Figure record extracts
• • • •

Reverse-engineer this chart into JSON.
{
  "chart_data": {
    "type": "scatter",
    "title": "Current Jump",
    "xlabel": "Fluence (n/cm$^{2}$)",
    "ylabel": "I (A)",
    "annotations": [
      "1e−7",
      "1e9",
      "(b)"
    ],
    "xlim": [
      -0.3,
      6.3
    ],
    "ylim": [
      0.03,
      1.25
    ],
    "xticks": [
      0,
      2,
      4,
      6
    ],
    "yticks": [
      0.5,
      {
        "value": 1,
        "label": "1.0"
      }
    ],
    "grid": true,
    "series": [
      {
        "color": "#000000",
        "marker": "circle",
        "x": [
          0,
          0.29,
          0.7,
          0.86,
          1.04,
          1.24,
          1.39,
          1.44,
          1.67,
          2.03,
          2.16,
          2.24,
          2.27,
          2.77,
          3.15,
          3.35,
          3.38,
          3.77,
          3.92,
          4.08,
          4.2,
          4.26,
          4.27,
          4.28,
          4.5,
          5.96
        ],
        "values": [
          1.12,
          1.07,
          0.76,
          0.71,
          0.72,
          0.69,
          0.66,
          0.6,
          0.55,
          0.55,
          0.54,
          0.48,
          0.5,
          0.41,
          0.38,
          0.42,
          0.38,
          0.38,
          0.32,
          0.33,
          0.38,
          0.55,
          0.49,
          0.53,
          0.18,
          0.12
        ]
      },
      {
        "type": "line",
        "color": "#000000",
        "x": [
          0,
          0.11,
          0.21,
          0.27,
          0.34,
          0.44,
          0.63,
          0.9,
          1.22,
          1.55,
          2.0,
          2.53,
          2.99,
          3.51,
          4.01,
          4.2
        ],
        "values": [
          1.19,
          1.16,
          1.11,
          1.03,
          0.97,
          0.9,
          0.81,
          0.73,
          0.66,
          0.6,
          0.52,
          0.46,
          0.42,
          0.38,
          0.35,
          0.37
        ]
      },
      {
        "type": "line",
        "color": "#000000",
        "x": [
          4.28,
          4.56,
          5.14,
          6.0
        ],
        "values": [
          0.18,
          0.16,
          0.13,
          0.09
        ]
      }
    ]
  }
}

• • • •

Instructions to follow: Extract each line from the listing above, please, and repeat it exactly.

Solution below:
Reverse-engineer this chart into JSON.
{
  "chart_data": {
    "type": "scatter",
    "title": "Current Jump",
    "xlabel": "Fluence (n/cm$^{2}$)",
    "ylabel": "I (A)",
    "annotations": [
      "1e−7",
      "1e9",
      "(b)"
    ],
    "xlim": [
      -0.3,
      6.3
    ],
    "ylim": [
      0.03,
      1.25
    ],
    "xticks": [
      0,
      2,
      4,
      6
    ],
    "yticks": [
      0.5,
      {
        "value": 1,
        "label": "1.0"
      }
    ],
    "grid": true,
    "series": [
      {
        "color": "#000000",
        "marker": "circle",
        "x": [
          0,
          0.29,
          0.7,
          0.86,
          1.04,
          1.24,
          1.39,
          1.44,
          1.67,
          2.03,
          2.16,
          2.24,
          2.27,
          2.77,
          3.15,
          3.35,
          3.38,
          3.77,
          3.92,
          4.08,
          4.2,
          4.26,
          4.27,
          4.28,
          4.5,
          5.96
        ],
        "values": [
          1.12,
          1.07,
          0.76,
          0.71,
          0.72,
          0.69,
          0.66,
          0.6,
          0.55,
          0.55,
          0.54,
          0.48,
          0.5,
          0.41,
          0.38,
          0.42,
          0.38,
          0.38,
          0.32,
          0.33,
          0.38,
          0.55,
          0.49,
          0.53,
          0.18,
          0.12
        ]
      },
      {
        "type": "line",
        "color": "#000000",
        "x": [
          0,
          0.11,
          0.21,
          0.27,
          0.34,
          0.44,
          0.63,
          0.9,
          1.22,
          1.55,
          2.0,
          2.53,
          2.99,
          3.51,
          4.01,
          4.2
        ],
        "values": [
          1.19,
          1.16,
          1.11,
          1.03,
          0.97,
          0.9,
          0.81,
          0.73,
          0.66,
          0.6,
          0.52,
          0.46,
          0.42,
          0.38,
          0.35,
          0.37
        ]
      },
      {
        "type": "line",
        "color": "#000000",
        "x": [
          4.28,
          4.56,
          5.14,
          6.0
        ],
        "values": [
          0.18,
          0.16,
          0.13,
          0.09
        ]
      }
    ]
  }
}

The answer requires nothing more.